→ Dataset rows
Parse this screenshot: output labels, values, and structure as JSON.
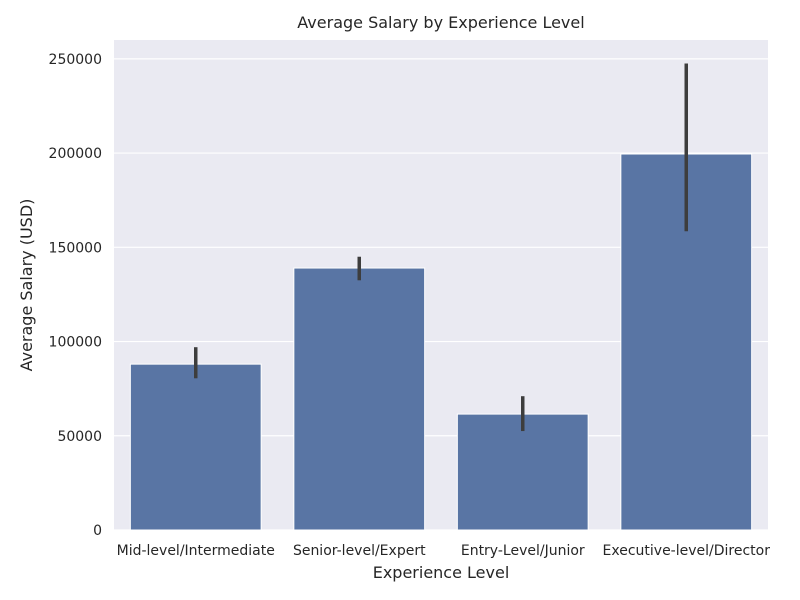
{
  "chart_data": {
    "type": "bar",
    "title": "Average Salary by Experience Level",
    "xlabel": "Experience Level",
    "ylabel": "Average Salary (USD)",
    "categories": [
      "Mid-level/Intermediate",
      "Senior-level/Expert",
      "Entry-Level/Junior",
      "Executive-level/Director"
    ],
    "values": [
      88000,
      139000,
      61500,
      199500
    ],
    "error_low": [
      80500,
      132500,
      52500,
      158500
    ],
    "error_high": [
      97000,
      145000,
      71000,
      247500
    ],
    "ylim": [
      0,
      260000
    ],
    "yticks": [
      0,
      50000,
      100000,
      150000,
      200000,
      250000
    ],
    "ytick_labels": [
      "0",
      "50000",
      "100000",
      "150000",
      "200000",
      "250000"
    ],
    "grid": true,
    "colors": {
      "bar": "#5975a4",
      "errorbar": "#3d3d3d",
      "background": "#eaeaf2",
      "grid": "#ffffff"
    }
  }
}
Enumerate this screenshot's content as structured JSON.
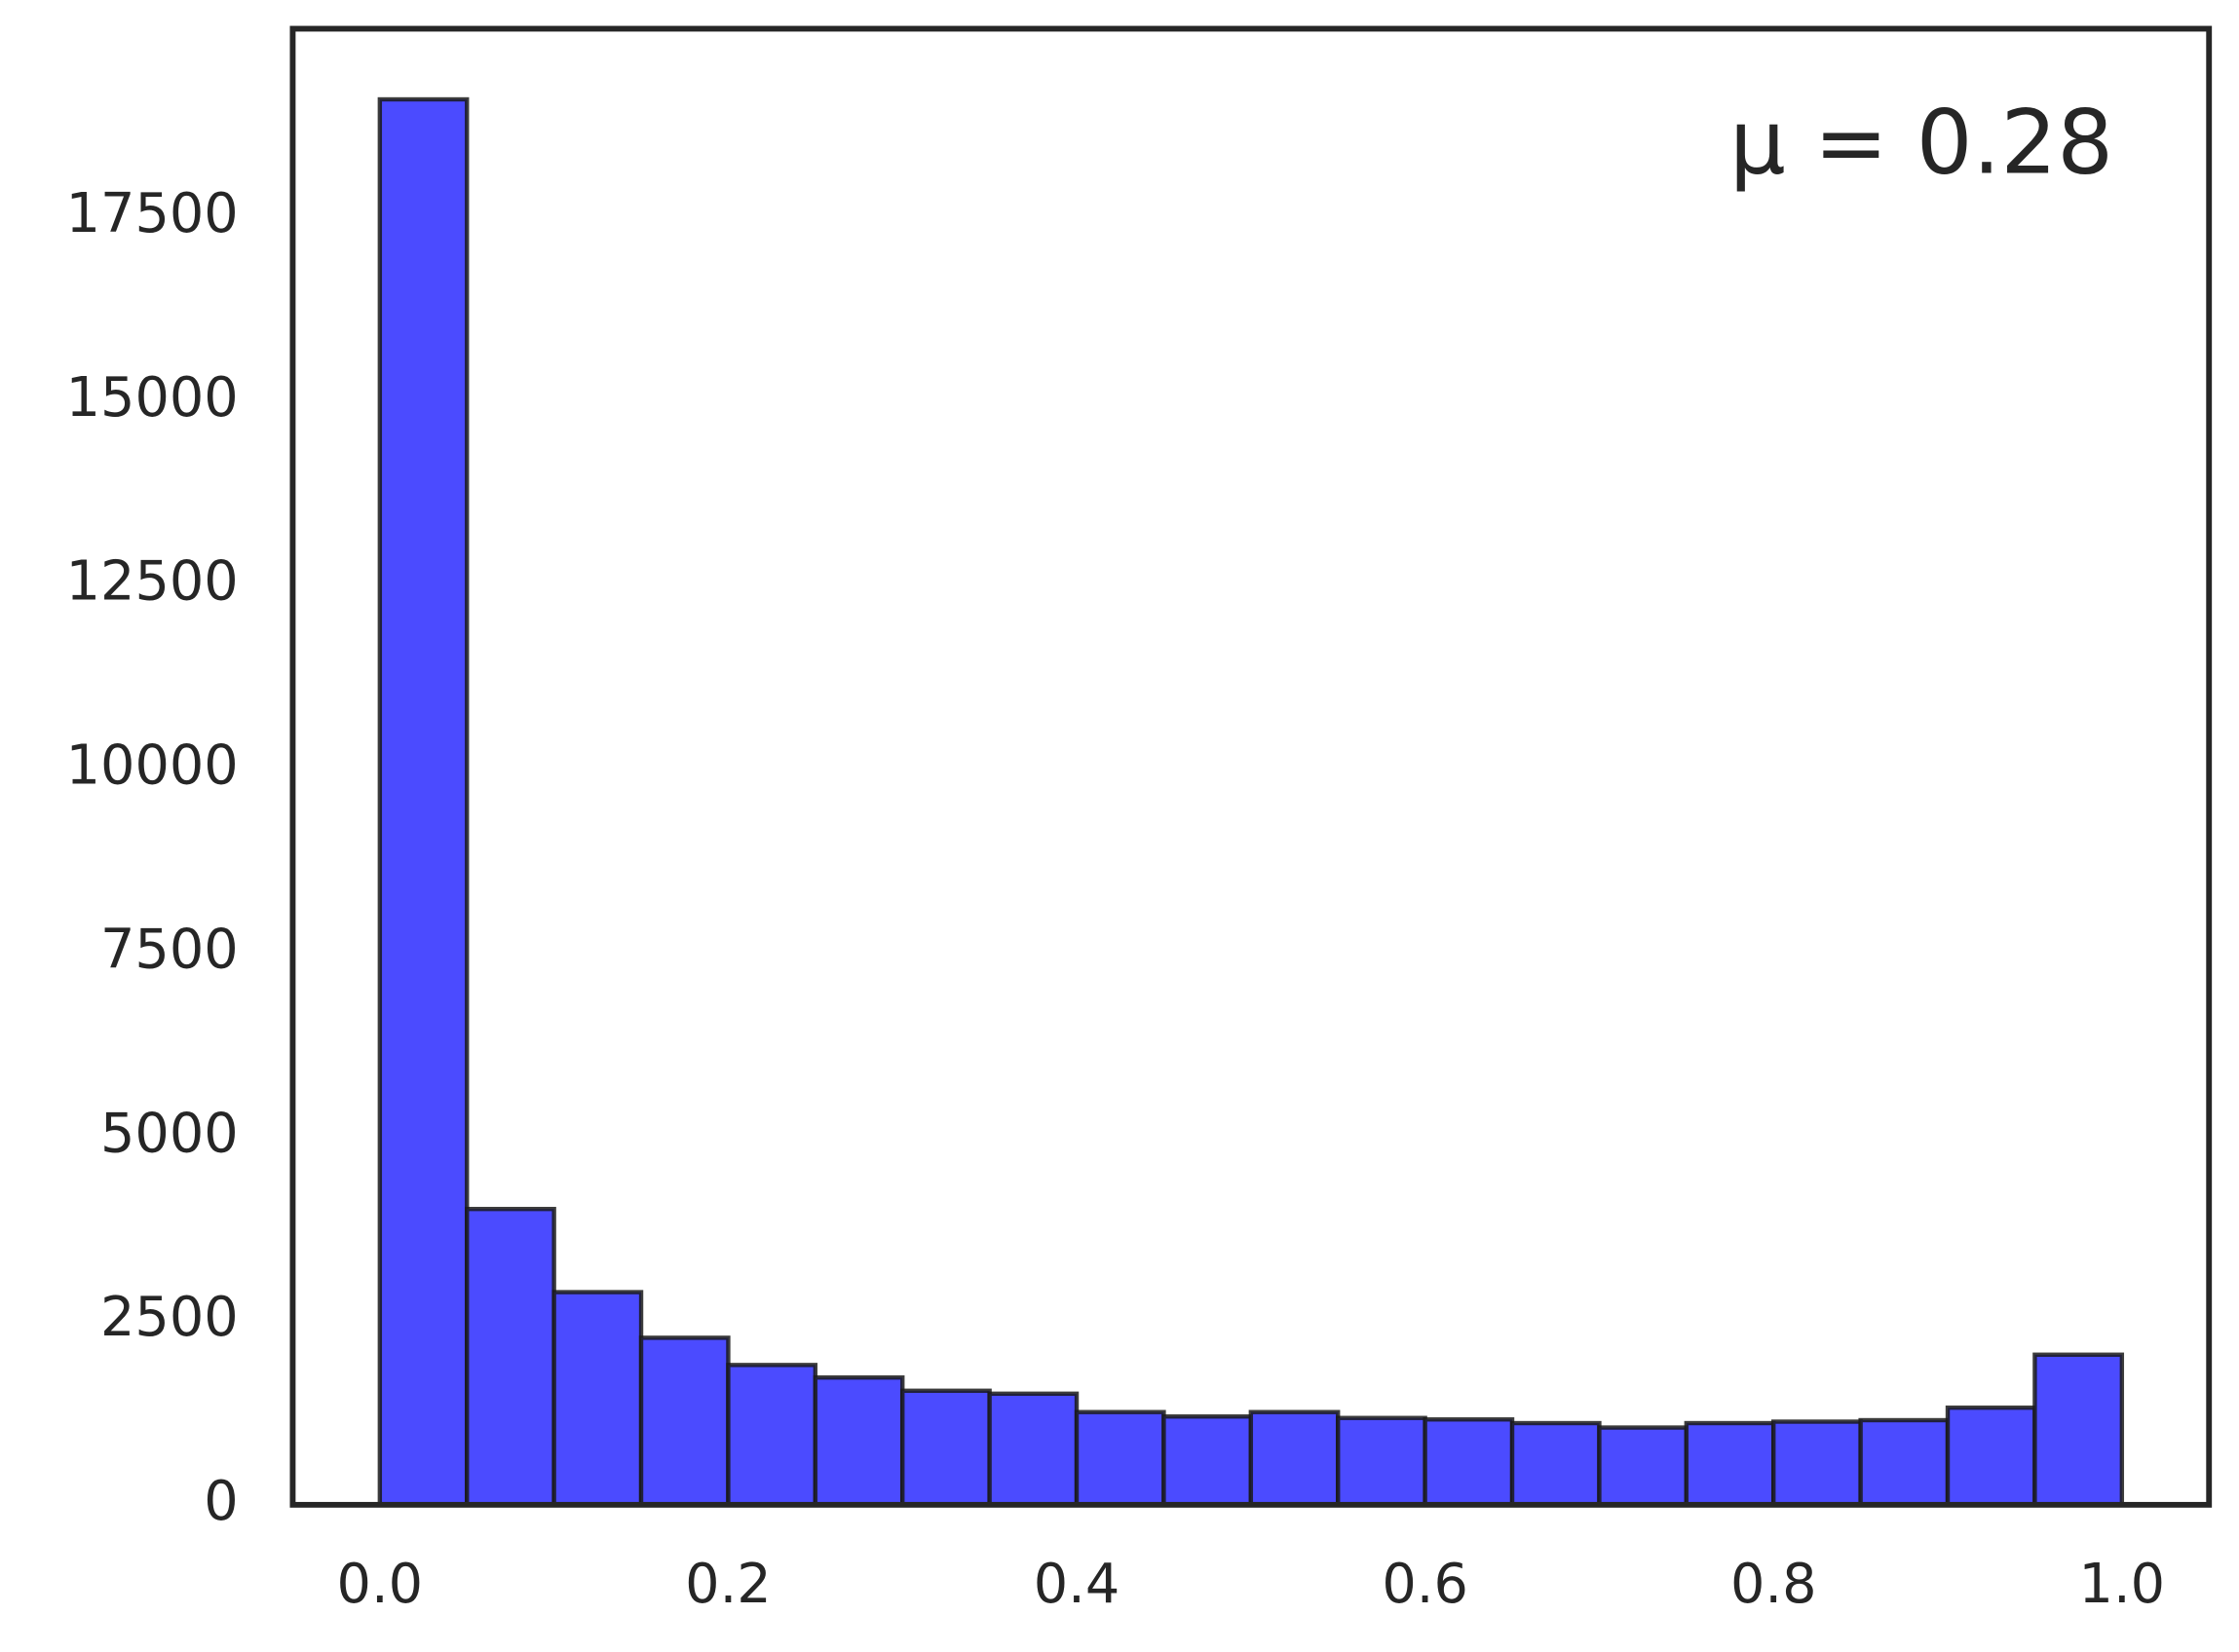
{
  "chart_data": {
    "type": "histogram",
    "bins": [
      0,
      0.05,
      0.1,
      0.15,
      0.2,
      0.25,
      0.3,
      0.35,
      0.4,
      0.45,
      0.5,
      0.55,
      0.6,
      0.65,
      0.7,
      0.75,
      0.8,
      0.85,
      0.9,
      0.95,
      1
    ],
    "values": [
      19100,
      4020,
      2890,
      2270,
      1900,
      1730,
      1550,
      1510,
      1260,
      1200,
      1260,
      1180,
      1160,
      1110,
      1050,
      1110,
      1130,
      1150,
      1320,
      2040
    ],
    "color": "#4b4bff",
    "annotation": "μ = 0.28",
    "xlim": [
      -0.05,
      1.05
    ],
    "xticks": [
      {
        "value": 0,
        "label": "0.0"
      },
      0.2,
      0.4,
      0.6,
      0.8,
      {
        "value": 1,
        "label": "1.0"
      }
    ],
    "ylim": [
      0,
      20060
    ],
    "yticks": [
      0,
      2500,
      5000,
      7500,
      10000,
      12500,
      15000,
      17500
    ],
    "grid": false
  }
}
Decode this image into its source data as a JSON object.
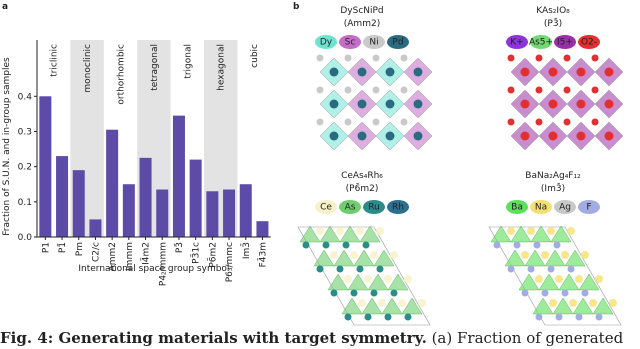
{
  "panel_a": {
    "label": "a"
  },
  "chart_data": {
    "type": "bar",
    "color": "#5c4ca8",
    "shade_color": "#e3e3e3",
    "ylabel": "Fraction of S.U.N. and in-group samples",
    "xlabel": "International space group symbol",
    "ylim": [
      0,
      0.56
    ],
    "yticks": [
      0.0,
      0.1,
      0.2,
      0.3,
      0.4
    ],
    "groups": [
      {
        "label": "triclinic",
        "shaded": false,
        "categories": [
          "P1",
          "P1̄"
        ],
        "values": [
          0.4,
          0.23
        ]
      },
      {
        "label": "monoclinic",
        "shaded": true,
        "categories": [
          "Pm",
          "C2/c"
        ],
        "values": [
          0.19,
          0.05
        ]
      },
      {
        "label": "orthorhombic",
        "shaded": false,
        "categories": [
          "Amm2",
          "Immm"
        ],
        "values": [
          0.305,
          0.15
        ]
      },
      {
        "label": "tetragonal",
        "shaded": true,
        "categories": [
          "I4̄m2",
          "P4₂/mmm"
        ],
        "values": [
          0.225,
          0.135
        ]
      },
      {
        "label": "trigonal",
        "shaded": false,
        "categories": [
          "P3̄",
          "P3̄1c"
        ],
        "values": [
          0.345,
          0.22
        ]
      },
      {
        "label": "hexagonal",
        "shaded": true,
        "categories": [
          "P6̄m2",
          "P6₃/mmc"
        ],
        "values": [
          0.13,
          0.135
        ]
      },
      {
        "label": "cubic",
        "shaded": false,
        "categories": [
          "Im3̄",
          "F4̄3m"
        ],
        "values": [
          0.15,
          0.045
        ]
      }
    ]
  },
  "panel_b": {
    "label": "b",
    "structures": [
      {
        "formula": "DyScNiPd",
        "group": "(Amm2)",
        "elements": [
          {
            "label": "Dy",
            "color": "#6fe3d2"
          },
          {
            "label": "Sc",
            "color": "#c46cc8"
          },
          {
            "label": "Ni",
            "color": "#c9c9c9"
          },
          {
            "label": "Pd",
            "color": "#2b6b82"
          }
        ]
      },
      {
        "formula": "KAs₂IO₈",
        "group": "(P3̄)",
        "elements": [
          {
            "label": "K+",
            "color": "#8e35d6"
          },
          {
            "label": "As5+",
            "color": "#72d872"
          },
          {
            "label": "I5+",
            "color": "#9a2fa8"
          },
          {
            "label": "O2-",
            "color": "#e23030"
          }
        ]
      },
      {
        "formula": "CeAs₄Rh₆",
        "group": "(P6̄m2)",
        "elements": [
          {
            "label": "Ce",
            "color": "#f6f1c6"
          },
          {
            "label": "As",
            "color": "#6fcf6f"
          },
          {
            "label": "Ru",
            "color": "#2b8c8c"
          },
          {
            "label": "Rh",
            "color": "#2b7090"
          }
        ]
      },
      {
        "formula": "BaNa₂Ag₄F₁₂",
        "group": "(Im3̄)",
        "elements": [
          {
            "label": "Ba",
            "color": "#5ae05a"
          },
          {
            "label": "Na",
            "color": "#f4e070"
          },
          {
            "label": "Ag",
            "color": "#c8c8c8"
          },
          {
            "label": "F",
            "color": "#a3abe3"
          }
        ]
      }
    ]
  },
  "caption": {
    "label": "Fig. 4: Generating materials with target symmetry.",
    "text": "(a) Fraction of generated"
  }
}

→ What you have to do
Each line holding "this" must be found and copied.

→ Task solution
Parse this screenshot: output labels, values, and structure as JSON.
Enumerate this screenshot's content as structured JSON.
Decode this image into its source data as a JSON object.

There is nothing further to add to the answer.